-- START --

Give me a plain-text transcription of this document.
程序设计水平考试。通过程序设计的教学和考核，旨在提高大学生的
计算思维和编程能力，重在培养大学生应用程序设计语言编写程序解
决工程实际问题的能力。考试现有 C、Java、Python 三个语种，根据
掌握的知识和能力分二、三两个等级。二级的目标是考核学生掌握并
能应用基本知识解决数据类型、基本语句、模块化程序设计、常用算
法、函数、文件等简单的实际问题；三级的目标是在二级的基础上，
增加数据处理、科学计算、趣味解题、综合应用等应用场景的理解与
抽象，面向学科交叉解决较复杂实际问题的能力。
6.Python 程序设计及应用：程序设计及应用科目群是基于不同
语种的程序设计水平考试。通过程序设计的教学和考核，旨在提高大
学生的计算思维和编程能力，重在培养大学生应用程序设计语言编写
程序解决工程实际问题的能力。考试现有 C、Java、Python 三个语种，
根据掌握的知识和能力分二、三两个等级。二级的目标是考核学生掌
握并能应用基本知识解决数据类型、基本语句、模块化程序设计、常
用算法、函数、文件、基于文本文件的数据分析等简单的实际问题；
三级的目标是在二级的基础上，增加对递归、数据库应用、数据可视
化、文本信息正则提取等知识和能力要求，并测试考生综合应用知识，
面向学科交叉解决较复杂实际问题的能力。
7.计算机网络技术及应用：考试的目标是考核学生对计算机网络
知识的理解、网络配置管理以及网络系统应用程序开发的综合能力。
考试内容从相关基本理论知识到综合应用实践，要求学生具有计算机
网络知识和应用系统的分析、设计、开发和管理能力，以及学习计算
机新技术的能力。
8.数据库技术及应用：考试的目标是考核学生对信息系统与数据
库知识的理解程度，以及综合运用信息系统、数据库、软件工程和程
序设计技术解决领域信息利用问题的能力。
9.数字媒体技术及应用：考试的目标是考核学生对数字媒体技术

-- END --

● Goal:
Copy each line of the records containing the string "三两个等级".

● Final result:
掌握的知识和能力分二、三两个等级。二级的目标是考核学生掌握并
根据掌握的知识和能力分二、三两个等级。二级的目标是考核学生掌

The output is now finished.